▶ **Problem requirements**
Only the number is needed: how many lines of the records include "Time"?

▶ **Given information**
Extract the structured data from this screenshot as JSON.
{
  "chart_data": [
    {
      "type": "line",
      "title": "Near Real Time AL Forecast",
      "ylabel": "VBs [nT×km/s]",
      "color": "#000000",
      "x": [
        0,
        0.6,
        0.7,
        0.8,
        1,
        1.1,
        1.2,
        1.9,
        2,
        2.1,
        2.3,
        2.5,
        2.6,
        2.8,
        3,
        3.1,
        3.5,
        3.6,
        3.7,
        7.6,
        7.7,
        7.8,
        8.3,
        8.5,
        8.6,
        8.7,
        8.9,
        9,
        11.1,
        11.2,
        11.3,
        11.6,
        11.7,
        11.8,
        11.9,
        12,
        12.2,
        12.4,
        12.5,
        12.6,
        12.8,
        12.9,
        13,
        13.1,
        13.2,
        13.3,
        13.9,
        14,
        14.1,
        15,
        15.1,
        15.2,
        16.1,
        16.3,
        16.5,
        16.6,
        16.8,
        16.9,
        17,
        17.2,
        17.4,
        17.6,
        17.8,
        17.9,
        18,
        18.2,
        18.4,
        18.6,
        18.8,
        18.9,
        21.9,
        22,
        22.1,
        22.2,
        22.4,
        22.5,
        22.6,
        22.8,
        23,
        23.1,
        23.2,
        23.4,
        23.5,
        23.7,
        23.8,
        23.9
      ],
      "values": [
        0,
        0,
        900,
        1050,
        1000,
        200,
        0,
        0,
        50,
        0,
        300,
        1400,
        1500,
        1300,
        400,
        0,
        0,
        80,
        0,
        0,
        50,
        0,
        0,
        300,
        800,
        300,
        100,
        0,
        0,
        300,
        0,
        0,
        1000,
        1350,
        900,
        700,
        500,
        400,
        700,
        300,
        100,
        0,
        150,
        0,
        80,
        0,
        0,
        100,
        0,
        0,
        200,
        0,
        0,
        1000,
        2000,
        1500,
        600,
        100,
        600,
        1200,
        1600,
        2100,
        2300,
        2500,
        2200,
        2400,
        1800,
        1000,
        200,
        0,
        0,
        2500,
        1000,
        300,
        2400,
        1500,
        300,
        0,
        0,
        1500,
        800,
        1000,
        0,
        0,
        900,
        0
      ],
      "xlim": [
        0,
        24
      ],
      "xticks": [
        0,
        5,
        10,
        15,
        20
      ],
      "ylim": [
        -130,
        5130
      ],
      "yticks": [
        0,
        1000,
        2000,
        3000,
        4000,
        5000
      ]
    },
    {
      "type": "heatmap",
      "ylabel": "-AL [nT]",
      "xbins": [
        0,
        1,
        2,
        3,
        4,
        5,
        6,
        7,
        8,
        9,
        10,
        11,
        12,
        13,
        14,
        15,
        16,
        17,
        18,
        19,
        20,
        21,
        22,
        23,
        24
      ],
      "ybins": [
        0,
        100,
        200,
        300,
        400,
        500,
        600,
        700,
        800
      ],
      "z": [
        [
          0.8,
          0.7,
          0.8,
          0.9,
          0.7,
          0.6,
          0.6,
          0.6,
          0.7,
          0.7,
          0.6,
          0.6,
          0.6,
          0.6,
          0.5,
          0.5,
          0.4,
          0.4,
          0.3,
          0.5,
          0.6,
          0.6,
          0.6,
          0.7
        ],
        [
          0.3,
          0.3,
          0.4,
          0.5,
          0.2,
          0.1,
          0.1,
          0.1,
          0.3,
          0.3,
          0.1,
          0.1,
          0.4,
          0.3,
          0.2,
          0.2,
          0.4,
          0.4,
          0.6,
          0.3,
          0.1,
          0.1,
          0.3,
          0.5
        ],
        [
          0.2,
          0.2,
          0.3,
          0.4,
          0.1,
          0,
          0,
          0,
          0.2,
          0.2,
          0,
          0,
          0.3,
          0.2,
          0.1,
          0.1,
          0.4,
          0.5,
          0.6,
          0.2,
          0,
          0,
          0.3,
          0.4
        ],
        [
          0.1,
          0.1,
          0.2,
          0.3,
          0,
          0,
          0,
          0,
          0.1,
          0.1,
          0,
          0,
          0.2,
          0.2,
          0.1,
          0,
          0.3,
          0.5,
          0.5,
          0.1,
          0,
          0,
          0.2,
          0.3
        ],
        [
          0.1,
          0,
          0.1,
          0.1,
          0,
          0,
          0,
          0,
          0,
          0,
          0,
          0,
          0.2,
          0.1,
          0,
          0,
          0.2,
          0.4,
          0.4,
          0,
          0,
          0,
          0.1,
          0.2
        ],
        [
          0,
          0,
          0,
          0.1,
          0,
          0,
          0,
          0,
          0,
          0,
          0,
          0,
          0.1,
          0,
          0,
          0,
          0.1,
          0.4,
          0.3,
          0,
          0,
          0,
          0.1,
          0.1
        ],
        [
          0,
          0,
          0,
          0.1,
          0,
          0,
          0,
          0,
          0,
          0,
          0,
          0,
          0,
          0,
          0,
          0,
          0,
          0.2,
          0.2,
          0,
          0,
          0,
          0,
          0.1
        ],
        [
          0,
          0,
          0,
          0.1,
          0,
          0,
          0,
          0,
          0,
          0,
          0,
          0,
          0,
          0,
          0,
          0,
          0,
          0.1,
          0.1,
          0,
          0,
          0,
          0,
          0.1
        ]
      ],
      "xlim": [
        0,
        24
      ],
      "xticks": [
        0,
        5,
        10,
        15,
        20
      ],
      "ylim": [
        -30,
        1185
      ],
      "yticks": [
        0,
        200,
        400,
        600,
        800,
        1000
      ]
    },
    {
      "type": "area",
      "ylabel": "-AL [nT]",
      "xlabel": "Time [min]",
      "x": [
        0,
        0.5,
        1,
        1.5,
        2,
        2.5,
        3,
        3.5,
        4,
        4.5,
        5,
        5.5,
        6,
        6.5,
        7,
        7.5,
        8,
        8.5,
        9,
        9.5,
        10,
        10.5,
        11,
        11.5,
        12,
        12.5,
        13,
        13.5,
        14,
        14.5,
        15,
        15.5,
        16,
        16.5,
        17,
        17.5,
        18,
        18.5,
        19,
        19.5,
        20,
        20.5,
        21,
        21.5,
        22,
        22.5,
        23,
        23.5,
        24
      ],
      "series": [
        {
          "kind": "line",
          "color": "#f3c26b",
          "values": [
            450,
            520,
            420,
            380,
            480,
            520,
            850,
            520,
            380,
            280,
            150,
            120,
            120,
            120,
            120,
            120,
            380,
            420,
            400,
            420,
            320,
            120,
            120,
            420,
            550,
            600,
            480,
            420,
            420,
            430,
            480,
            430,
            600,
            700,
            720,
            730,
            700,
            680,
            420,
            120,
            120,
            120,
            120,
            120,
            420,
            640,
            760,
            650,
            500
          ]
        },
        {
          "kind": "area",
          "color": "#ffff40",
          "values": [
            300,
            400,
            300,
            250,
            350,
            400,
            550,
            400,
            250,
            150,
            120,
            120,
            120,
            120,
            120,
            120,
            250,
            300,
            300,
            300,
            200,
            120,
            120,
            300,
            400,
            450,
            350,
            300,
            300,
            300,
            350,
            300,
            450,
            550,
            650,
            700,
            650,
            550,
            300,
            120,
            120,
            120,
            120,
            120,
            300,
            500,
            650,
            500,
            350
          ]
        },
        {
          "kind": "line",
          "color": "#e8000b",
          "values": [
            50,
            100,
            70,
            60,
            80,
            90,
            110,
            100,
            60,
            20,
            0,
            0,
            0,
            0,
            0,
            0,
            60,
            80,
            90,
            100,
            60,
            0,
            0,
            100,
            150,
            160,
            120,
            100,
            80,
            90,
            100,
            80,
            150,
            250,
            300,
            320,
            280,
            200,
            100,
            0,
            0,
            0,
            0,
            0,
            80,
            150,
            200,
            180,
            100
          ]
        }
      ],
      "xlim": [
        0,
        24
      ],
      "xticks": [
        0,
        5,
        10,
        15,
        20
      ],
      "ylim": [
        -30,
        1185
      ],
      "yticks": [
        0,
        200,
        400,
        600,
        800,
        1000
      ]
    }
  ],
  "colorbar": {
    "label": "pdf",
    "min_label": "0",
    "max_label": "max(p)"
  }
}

▶ **Correct result**
2